• _Exercise goal_
Write out all of the entries that follow, word for word, but skip the pictures.

• _Material to process_
:::

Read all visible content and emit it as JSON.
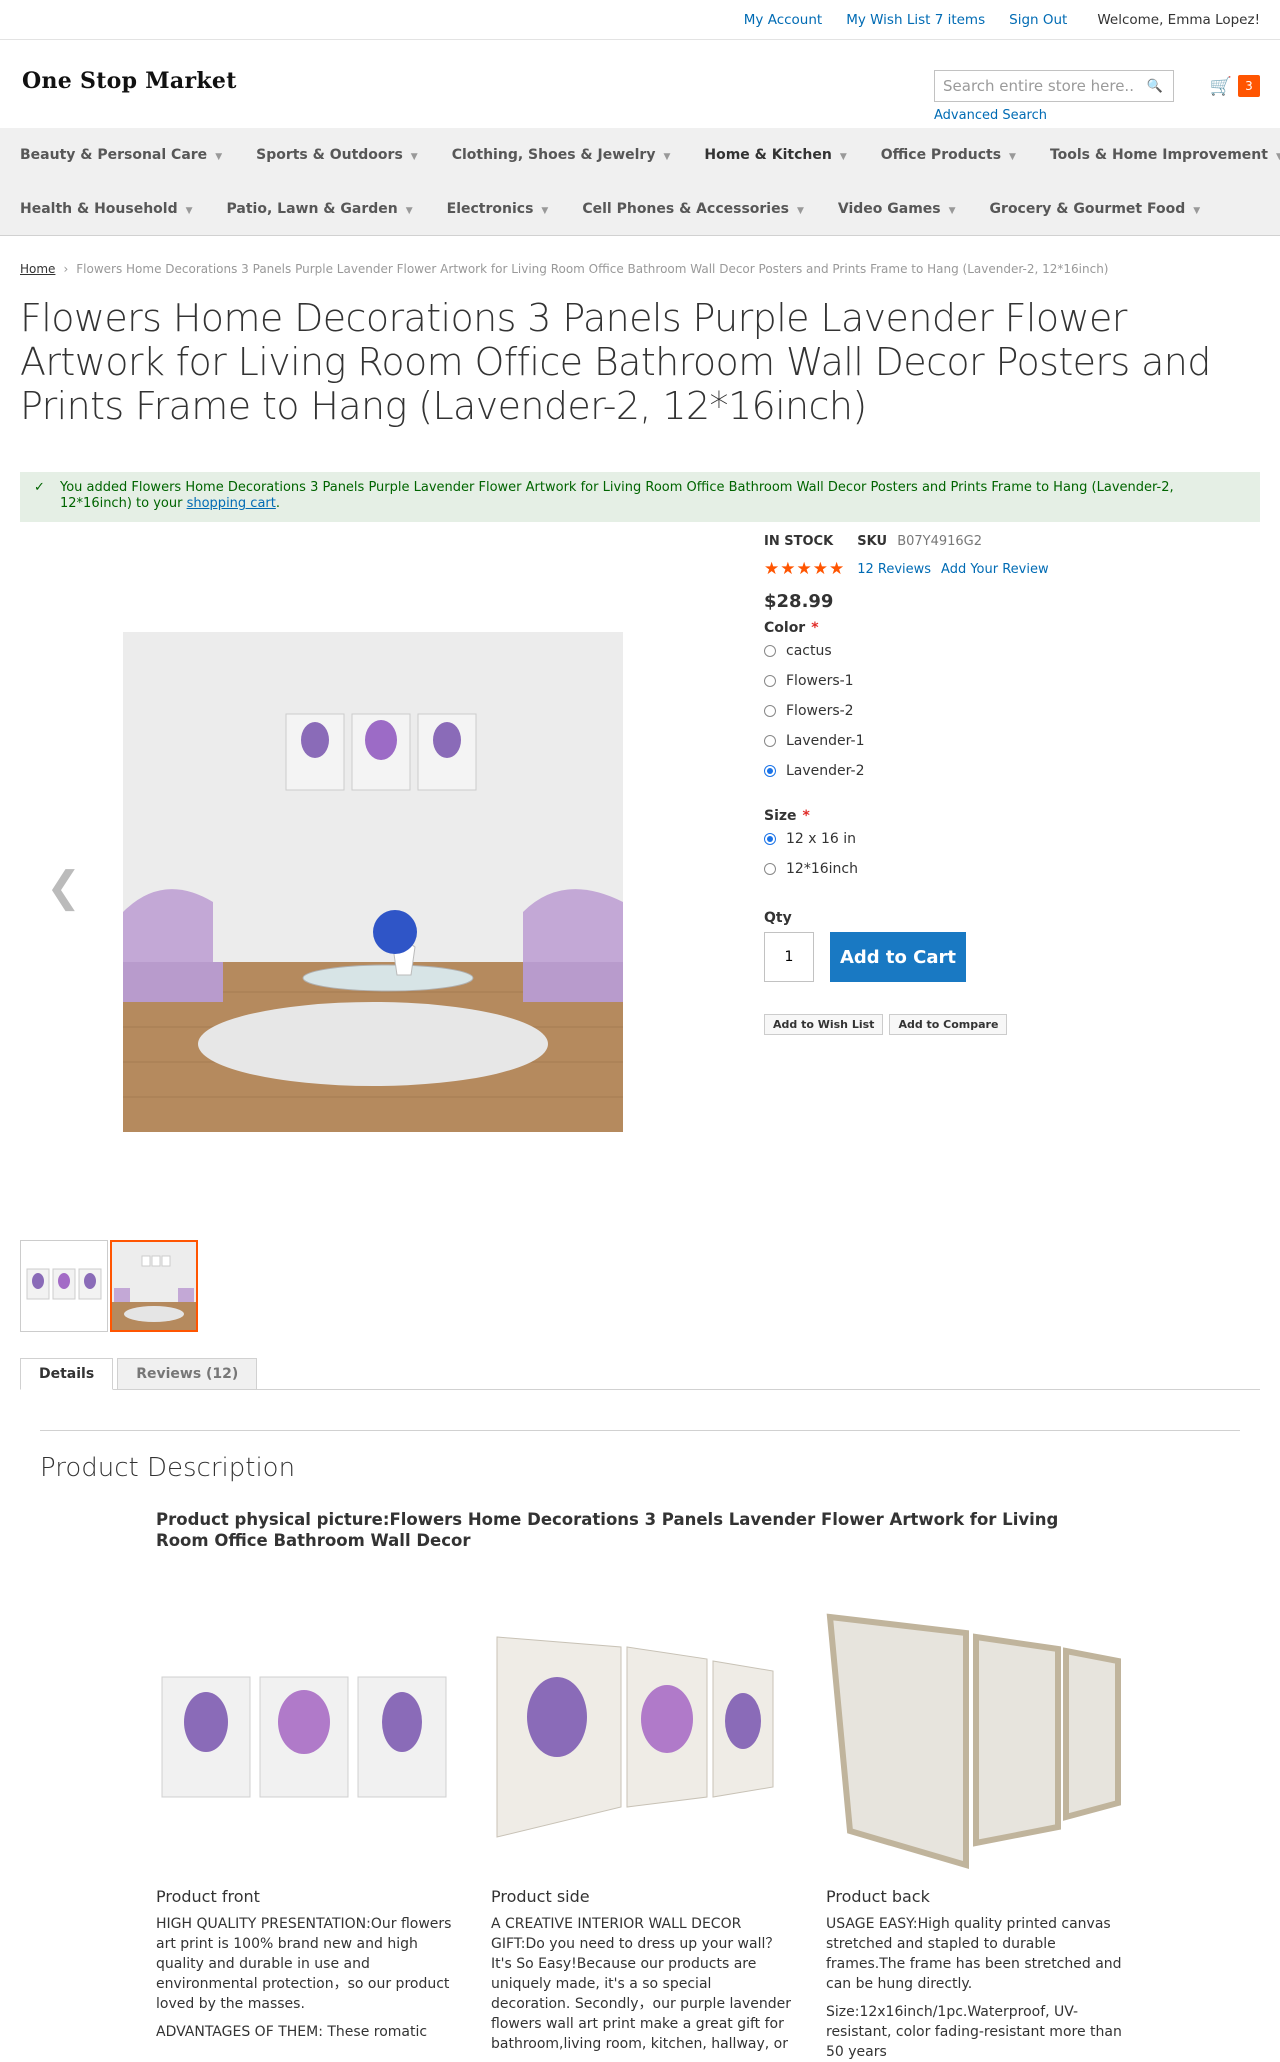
{
  "header": {
    "my_account": "My Account",
    "wish_list": "My Wish List 7 items",
    "sign_out": "Sign Out",
    "welcome": "Welcome, Emma Lopez!"
  },
  "logo": "One Stop Market",
  "search": {
    "placeholder": "Search entire store here...",
    "advanced": "Advanced Search"
  },
  "cart": {
    "count": "3"
  },
  "nav": {
    "row1": [
      "Beauty & Personal Care",
      "Sports & Outdoors",
      "Clothing, Shoes & Jewelry",
      "Home & Kitchen",
      "Office Products",
      "Tools & Home Improvement"
    ],
    "row2": [
      "Health & Household",
      "Patio, Lawn & Garden",
      "Electronics",
      "Cell Phones & Accessories",
      "Video Games",
      "Grocery & Gourmet Food"
    ]
  },
  "breadcrumb": {
    "home": "Home",
    "current": "Flowers Home Decorations 3 Panels Purple Lavender Flower Artwork for Living Room Office Bathroom Wall Decor Posters and Prints Frame to Hang (Lavender-2, 12*16inch)"
  },
  "product": {
    "title": "Flowers Home Decorations 3 Panels Purple Lavender Flower Artwork for Living Room Office Bathroom Wall Decor Posters and Prints Frame to Hang (Lavender-2, 12*16inch)",
    "message_prefix": "You added Flowers Home Decorations 3 Panels Purple Lavender Flower Artwork for Living Room Office Bathroom Wall Decor Posters and Prints Frame to Hang (Lavender-2, 12*16inch) to your",
    "message_link": "shopping cart",
    "message_suffix": ".",
    "stock": "In stock",
    "sku_label": "SKU",
    "sku": "B07Y4916G2",
    "reviews_link": "12  Reviews",
    "add_review": "Add Your Review",
    "rating_stars": 5,
    "price": "$28.99",
    "color_label": "Color",
    "colors": [
      "cactus",
      "Flowers-1",
      "Flowers-2",
      "Lavender-1",
      "Lavender-2"
    ],
    "color_selected": "Lavender-2",
    "size_label": "Size",
    "sizes": [
      "12 x 16 in",
      "12*16inch"
    ],
    "size_selected": "12 x 16 in",
    "qty_label": "Qty",
    "qty": "1",
    "add_to_cart": "Add to Cart",
    "add_to_wishlist": "Add to Wish List",
    "add_to_compare": "Add to Compare"
  },
  "tabs": [
    "Details",
    "Reviews (12)"
  ],
  "description": {
    "heading": "Product Description",
    "subtitle": "Product physical picture:Flowers Home Decorations 3 Panels Lavender Flower Artwork for Living Room Office Bathroom Wall Decor",
    "columns": [
      {
        "caption": "Product front",
        "p1": "HIGH QUALITY PRESENTATION:Our flowers art print is 100% brand new and high quality and durable in use and environmental protection，so our product loved by the masses.",
        "p2": "ADVANTAGES OF THEM: These romatic"
      },
      {
        "caption": "Product side",
        "p1": "A CREATIVE INTERIOR WALL DECOR GIFT:Do you need to dress up your wall？It's So Easy!Because our products are uniquely made, it's a so special decoration. Secondly，our purple lavender flowers wall art print make a great gift for bathroom,living room, kitchen, hallway, or",
        "p2": ""
      },
      {
        "caption": "Product back",
        "p1": "USAGE EASY:High quality printed canvas stretched and stapled to durable frames.The frame has been stretched and can be hung directly.",
        "p2": "Size:12x16inch/1pc.Waterproof, UV-resistant, color fading-resistant more than 50 years"
      }
    ]
  },
  "colors": {
    "accent": "#1979c3",
    "cart_badge": "#ff5501",
    "stars": "#ff5501",
    "success_bg": "#e5efe5"
  }
}
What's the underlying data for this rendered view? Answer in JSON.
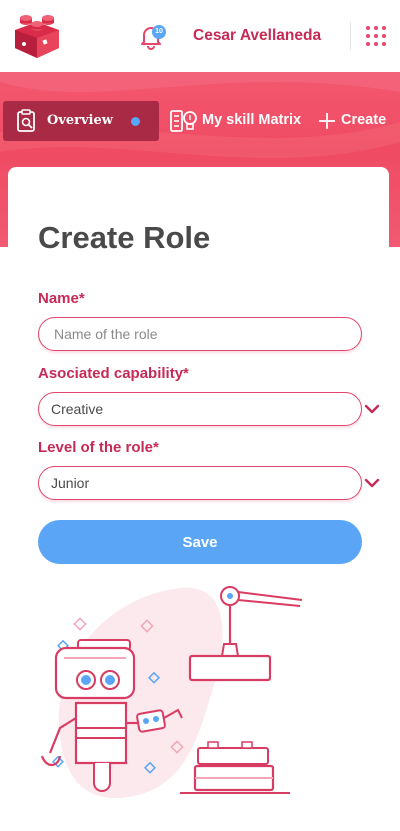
{
  "header": {
    "user_name": "Cesar Avellaneda",
    "notification_count": "10"
  },
  "tabs": {
    "overview_label": "Overview",
    "skill_matrix_label": "My skill Matrix",
    "create_label": "Create"
  },
  "form": {
    "title": "Create Role",
    "name_label": "Name*",
    "name_placeholder": "Name of the role",
    "name_value": "",
    "capability_label": "Asociated capability*",
    "capability_value": "Creative",
    "level_label": "Level of the role*",
    "level_value": "Junior",
    "save_label": "Save"
  },
  "colors": {
    "brand": "#e8456a",
    "accent_blue": "#5aa5f5",
    "label_pink": "#c62a56",
    "active_tab": "#a82a45"
  }
}
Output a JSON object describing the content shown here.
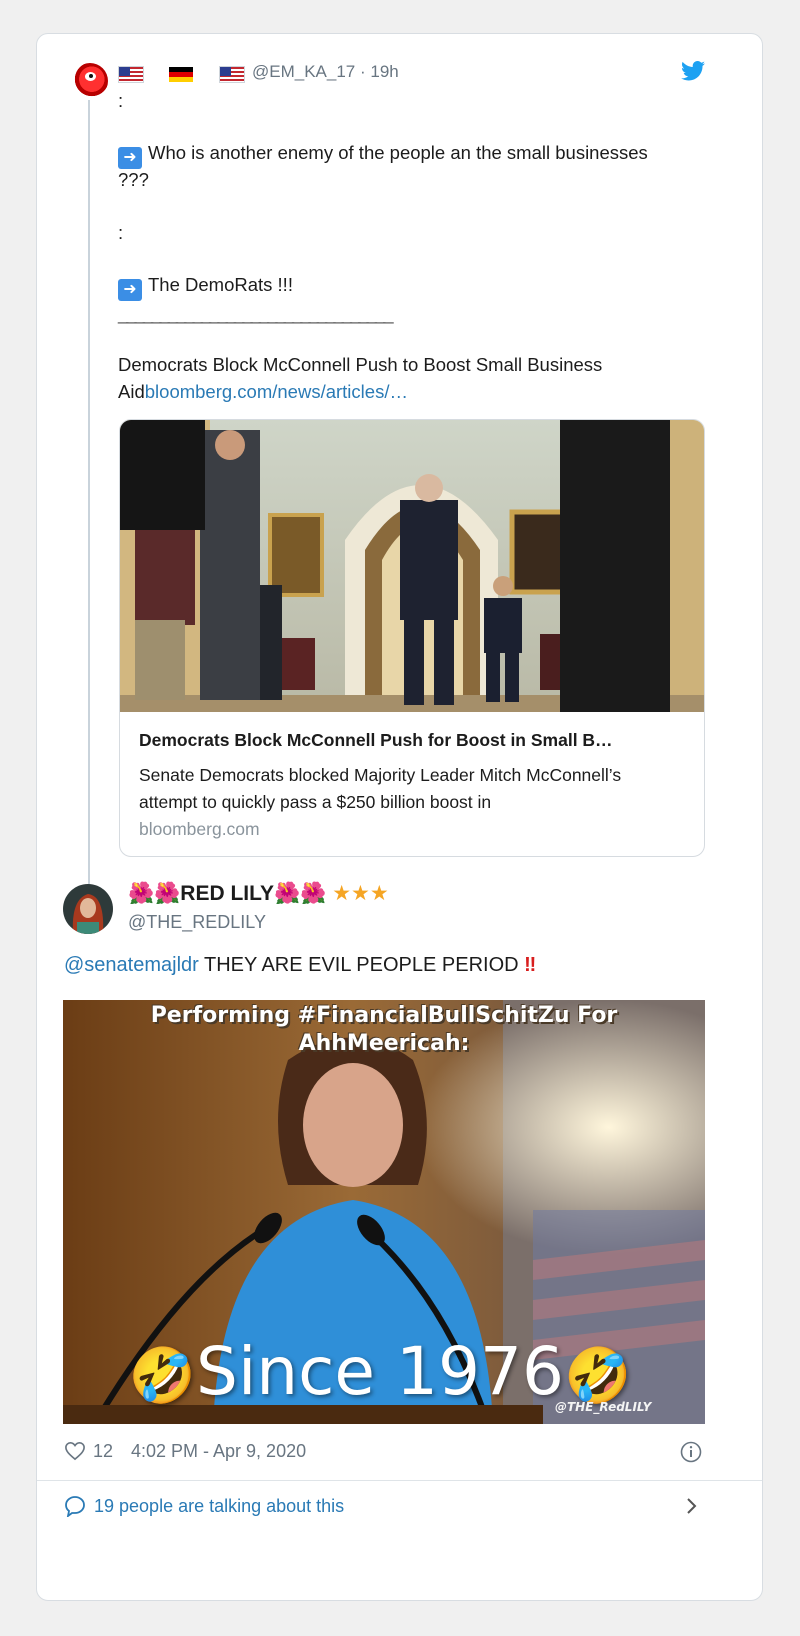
{
  "tweet1": {
    "handle": "@EM_KA_17",
    "time": "19h",
    "handle_line": "@EM_KA_17 · 19h",
    "lines": [
      ":",
      "Who is another enemy of the people an the small businesses",
      "???",
      ":",
      "The DemoRats !!!",
      "_________________________________",
      "Democrats Block McConnell Push to Boost Small Business",
      "Aid"
    ],
    "inline_link": "bloomberg.com/news/articles/…",
    "card": {
      "title": "Democrats Block McConnell Push for Boost in Small B…",
      "description": "Senate Democrats blocked Majority Leader Mitch McConnell’s attempt to quickly pass a $250 billion boost in",
      "domain": "bloomberg.com"
    },
    "flags": [
      "us-flag-icon",
      "germany-flag-icon",
      "us-flag-icon"
    ]
  },
  "tweet2": {
    "name_prefix": "🌺🌺",
    "name": "RED LILY",
    "name_suffix": "🌺🌺",
    "stars": "★★★",
    "handle": "@THE_REDLILY",
    "mention": "@senatemajldr",
    "text": " THEY ARE EVIL PEOPLE PERIOD ",
    "bang": "‼",
    "meme": {
      "caption_line1": "Performing #FinancialBullSchitZu For",
      "caption_line2": "AhhMeericah:",
      "since_text": "Since 1976",
      "signature": "@THE_RedLILY"
    }
  },
  "footer": {
    "likes": "12",
    "timestamp": "4:02 PM - Apr 9, 2020",
    "talking": "19 people are talking about this"
  },
  "colors": {
    "link": "#2a7ab5",
    "twitter_blue": "#1da1f2",
    "muted": "#687581",
    "star": "#f5a524"
  }
}
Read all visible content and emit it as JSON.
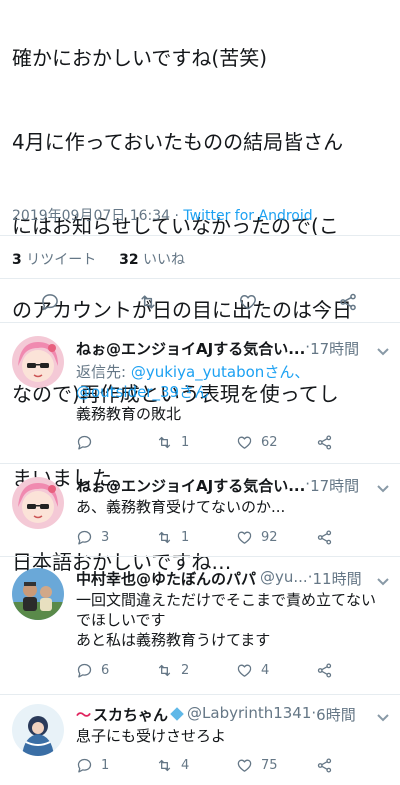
{
  "main_tweet": {
    "lines": [
      "確かにおかしいですね(苦笑)",
      "4月に作っておいたものの結局皆さん",
      "にはお知らせしていなかったので(こ",
      "のアカウントが日の目に出たのは今日",
      "なので)再作成という表現を使ってし",
      "まいました。",
      "日本語おかしいですね…"
    ],
    "timestamp": "2019年09月07日 16:34",
    "separator": "·",
    "via": "Twitter for Android",
    "retweets_count": "3",
    "retweets_label": "リツイート",
    "likes_count": "32",
    "likes_label": "いいね"
  },
  "replies": [
    {
      "name": "ねぉ@エンジョイAJする気合い...",
      "handle": "",
      "time": "17時間",
      "replying_prefix": "返信先:",
      "replying_to": [
        "@yukiya_yutabonさん、",
        "@outsider_39さん"
      ],
      "text_lines": [
        "義務教育の敗北"
      ],
      "reply_count": "",
      "retweet_count": "1",
      "like_count": "62"
    },
    {
      "name": "ねぉ@エンジョイAJする気合い...",
      "handle": "",
      "time": "17時間",
      "text_lines": [
        "あ、義務教育受けてないのか..."
      ],
      "reply_count": "3",
      "retweet_count": "1",
      "like_count": "92"
    },
    {
      "name": "中村幸也@ゆたぼんのパパ",
      "handle": "@yu...",
      "time": "11時間",
      "text_lines": [
        "一回文間違えただけでそこまで責め立てない",
        "でほしいです",
        "あと私は義務教育うけてます"
      ],
      "reply_count": "6",
      "retweet_count": "2",
      "like_count": "4"
    },
    {
      "name": "スカちゃん",
      "handle": "@Labyrinth1341",
      "time": "6時間",
      "text_lines": [
        "息子にも受けさせろよ"
      ],
      "reply_count": "1",
      "retweet_count": "4",
      "like_count": "75"
    }
  ],
  "colors": {
    "text": "#14171a",
    "secondary": "#657786",
    "link": "#1da1f2",
    "divider": "#e6ecf0"
  }
}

:::

• _Full response_
Read all visible content and emit it as JSON.
{
  "header": {
    "my_account": "My Account",
    "wish_list": "My Wish List 7 items",
    "sign_out": "Sign Out",
    "welcome": "Welcome, Emma Lopez!"
  },
  "logo": "One Stop Market",
  "search": {
    "placeholder": "Search entire store here...",
    "advanced": "Advanced Search"
  },
  "cart": {
    "count": "3"
  },
  "nav": {
    "row1": [
      "Beauty & Personal Care",
      "Sports & Outdoors",
      "Clothing, Shoes & Jewelry",
      "Home & Kitchen",
      "Office Products",
      "Tools & Home Improvement"
    ],
    "row2": [
      "Health & Household",
      "Patio, Lawn & Garden",
      "Electronics",
      "Cell Phones & Accessories",
      "Video Games",
      "Grocery & Gourmet Food"
    ]
  },
  "breadcrumb": {
    "home": "Home",
    "current": "Flowers Home Decorations 3 Panels Purple Lavender Flower Artwork for Living Room Office Bathroom Wall Decor Posters and Prints Frame to Hang (Lavender-2, 12*16inch)"
  },
  "product": {
    "title": "Flowers Home Decorations 3 Panels Purple Lavender Flower Artwork for Living Room Office Bathroom Wall Decor Posters and Prints Frame to Hang (Lavender-2, 12*16inch)",
    "message_prefix": "You added Flowers Home Decorations 3 Panels Purple Lavender Flower Artwork for Living Room Office Bathroom Wall Decor Posters and Prints Frame to Hang (Lavender-2, 12*16inch) to your",
    "message_link": "shopping cart",
    "message_suffix": ".",
    "stock": "In stock",
    "sku_label": "SKU",
    "sku": "B07Y4916G2",
    "reviews_link": "12  Reviews",
    "add_review": "Add Your Review",
    "rating_stars": 5,
    "price": "$28.99",
    "color_label": "Color",
    "colors": [
      "cactus",
      "Flowers-1",
      "Flowers-2",
      "Lavender-1",
      "Lavender-2"
    ],
    "color_selected": "Lavender-2",
    "size_label": "Size",
    "sizes": [
      "12 x 16 in",
      "12*16inch"
    ],
    "size_selected": "12 x 16 in",
    "qty_label": "Qty",
    "qty": "1",
    "add_to_cart": "Add to Cart",
    "add_to_wishlist": "Add to Wish List",
    "add_to_compare": "Add to Compare"
  },
  "tabs": [
    "Details",
    "Reviews (12)"
  ],
  "description": {
    "heading": "Product Description",
    "subtitle": "Product physical picture:Flowers Home Decorations 3 Panels Lavender Flower Artwork for Living Room Office Bathroom Wall Decor",
    "columns": [
      {
        "caption": "Product front",
        "p1": "HIGH QUALITY PRESENTATION:Our flowers art print is 100% brand new and high quality and durable in use and environmental protection，so our product loved by the masses.",
        "p2": "ADVANTAGES OF THEM: These romatic"
      },
      {
        "caption": "Product side",
        "p1": "A CREATIVE INTERIOR WALL DECOR GIFT:Do you need to dress up your wall？It's So Easy!Because our products are uniquely made, it's a so special decoration. Secondly，our purple lavender flowers wall art print make a great gift for bathroom,living room, kitchen, hallway, or",
        "p2": ""
      },
      {
        "caption": "Product back",
        "p1": "USAGE EASY:High quality printed canvas stretched and stapled to durable frames.The frame has been stretched and can be hung directly.",
        "p2": "Size:12x16inch/1pc.Waterproof, UV-resistant, color fading-resistant more than 50 years"
      }
    ]
  },
  "colors": {
    "accent": "#1979c3",
    "cart_badge": "#ff5501",
    "stars": "#ff5501",
    "success_bg": "#e5efe5"
  }
}
What's the underlying data for this rendered view? Answer in JSON.
{
  "header": {
    "user_name": "Cesar Avellaneda",
    "notification_count": "10"
  },
  "tabs": {
    "overview_label": "Overview",
    "skill_matrix_label": "My skill Matrix",
    "create_label": "Create"
  },
  "form": {
    "title": "Create Role",
    "name_label": "Name*",
    "name_placeholder": "Name of the role",
    "name_value": "",
    "capability_label": "Asociated capability*",
    "capability_value": "Creative",
    "level_label": "Level of the role*",
    "level_value": "Junior",
    "save_label": "Save"
  },
  "colors": {
    "brand": "#e8456a",
    "accent_blue": "#5aa5f5",
    "label_pink": "#c62a56",
    "active_tab": "#a82a45"
  }
}
Output a JSON object describing the content shown here.
{
  "tweet1": {
    "handle": "@EM_KA_17",
    "time": "19h",
    "handle_line": "@EM_KA_17 · 19h",
    "lines": [
      ":",
      "Who is another enemy of the people an the small businesses",
      "???",
      ":",
      "The DemoRats !!!",
      "_________________________________",
      "Democrats Block McConnell Push to Boost Small Business",
      "Aid"
    ],
    "inline_link": "bloomberg.com/news/articles/…",
    "card": {
      "title": "Democrats Block McConnell Push for Boost in Small B…",
      "description": "Senate Democrats blocked Majority Leader Mitch McConnell’s attempt to quickly pass a $250 billion boost in",
      "domain": "bloomberg.com"
    },
    "flags": [
      "us-flag-icon",
      "germany-flag-icon",
      "us-flag-icon"
    ]
  },
  "tweet2": {
    "name_prefix": "🌺🌺",
    "name": "RED LILY",
    "name_suffix": "🌺🌺",
    "stars": "★★★",
    "handle": "@THE_REDLILY",
    "mention": "@senatemajldr",
    "text": " THEY ARE EVIL PEOPLE PERIOD ",
    "bang": "‼",
    "meme": {
      "caption_line1": "Performing #FinancialBullSchitZu For",
      "caption_line2": "AhhMeericah:",
      "since_text": "Since 1976",
      "signature": "@THE_RedLILY"
    }
  },
  "footer": {
    "likes": "12",
    "timestamp": "4:02 PM - Apr 9, 2020",
    "talking": "19 people are talking about this"
  },
  "colors": {
    "link": "#2a7ab5",
    "twitter_blue": "#1da1f2",
    "muted": "#687581",
    "star": "#f5a524"
  }
}
Read all visible content and emit it as JSON.
{
  "main_tweet": {
    "lines": [
      "確かにおかしいですね(苦笑)",
      "4月に作っておいたものの結局皆さん",
      "にはお知らせしていなかったので(こ",
      "のアカウントが日の目に出たのは今日",
      "なので)再作成という表現を使ってし",
      "まいました。",
      "日本語おかしいですね…"
    ],
    "timestamp": "2019年09月07日 16:34",
    "separator": "·",
    "via": "Twitter for Android",
    "retweets_count": "3",
    "retweets_label": "リツイート",
    "likes_count": "32",
    "likes_label": "いいね"
  },
  "replies": [
    {
      "name": "ねぉ@エンジョイAJする気合い...",
      "handle": "",
      "time": "17時間",
      "replying_prefix": "返信先:",
      "replying_to": [
        "@yukiya_yutabonさん、",
        "@outsider_39さん"
      ],
      "text_lines": [
        "義務教育の敗北"
      ],
      "reply_count": "",
      "retweet_count": "1",
      "like_count": "62"
    },
    {
      "name": "ねぉ@エンジョイAJする気合い...",
      "handle": "",
      "time": "17時間",
      "text_lines": [
        "あ、義務教育受けてないのか..."
      ],
      "reply_count": "3",
      "retweet_count": "1",
      "like_count": "92"
    },
    {
      "name": "中村幸也@ゆたぼんのパパ",
      "handle": "@yu...",
      "time": "11時間",
      "text_lines": [
        "一回文間違えただけでそこまで責め立てない",
        "でほしいです",
        "あと私は義務教育うけてます"
      ],
      "reply_count": "6",
      "retweet_count": "2",
      "like_count": "4"
    },
    {
      "name": "スカちゃん",
      "handle": "@Labyrinth1341",
      "time": "6時間",
      "text_lines": [
        "息子にも受けさせろよ"
      ],
      "reply_count": "1",
      "retweet_count": "4",
      "like_count": "75"
    }
  ],
  "colors": {
    "text": "#14171a",
    "secondary": "#657786",
    "link": "#1da1f2",
    "divider": "#e6ecf0"
  }
}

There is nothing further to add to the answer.